Data for processing =>
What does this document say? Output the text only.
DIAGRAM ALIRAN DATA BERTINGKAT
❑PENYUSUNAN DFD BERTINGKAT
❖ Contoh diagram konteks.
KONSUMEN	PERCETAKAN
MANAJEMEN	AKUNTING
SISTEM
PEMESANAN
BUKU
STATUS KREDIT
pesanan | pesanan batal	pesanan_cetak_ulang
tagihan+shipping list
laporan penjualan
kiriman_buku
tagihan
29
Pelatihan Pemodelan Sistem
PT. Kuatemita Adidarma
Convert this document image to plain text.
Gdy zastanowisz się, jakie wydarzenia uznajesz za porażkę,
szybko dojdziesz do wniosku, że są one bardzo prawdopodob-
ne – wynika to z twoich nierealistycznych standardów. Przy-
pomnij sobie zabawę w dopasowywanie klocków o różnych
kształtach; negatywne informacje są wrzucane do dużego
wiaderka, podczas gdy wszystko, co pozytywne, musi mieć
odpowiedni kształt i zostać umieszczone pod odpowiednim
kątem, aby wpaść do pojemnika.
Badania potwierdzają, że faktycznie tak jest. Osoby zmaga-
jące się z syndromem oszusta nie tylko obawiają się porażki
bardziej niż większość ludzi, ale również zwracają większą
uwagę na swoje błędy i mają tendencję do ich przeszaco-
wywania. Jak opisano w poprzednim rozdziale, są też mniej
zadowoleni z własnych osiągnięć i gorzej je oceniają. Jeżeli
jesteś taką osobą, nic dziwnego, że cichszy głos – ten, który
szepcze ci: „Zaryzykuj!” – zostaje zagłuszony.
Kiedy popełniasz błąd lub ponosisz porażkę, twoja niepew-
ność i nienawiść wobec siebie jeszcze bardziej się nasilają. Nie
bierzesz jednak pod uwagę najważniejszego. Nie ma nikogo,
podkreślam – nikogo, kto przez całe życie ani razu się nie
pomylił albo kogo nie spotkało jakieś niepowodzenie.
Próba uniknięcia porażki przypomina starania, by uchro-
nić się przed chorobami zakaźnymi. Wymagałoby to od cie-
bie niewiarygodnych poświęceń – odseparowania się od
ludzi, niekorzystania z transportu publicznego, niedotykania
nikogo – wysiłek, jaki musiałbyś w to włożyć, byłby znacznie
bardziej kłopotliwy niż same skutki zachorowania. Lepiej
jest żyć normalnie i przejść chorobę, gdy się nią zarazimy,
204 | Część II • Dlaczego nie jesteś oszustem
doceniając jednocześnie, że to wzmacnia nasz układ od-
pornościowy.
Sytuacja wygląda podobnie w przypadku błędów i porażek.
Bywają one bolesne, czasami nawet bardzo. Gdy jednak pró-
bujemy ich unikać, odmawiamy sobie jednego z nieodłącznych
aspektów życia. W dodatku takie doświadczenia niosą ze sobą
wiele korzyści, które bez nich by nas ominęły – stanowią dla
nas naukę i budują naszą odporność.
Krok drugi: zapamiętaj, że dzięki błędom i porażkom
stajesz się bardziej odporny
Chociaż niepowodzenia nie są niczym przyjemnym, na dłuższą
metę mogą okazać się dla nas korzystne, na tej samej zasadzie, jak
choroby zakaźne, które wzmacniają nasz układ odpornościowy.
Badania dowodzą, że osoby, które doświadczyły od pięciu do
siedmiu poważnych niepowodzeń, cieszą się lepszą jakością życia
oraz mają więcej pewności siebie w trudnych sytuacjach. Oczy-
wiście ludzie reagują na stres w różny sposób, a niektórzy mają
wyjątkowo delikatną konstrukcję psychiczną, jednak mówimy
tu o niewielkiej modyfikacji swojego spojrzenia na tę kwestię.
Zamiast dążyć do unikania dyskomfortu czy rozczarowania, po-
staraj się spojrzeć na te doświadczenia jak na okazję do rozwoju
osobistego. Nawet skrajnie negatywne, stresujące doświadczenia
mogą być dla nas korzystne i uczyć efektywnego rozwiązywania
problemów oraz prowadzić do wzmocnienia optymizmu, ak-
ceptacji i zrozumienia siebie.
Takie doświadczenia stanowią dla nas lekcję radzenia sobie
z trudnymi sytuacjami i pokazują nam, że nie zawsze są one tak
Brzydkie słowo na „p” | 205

Exercise brief => Go through the material above and count the lines that contain "siebie"; answer with the number alone.

Exercise output => 3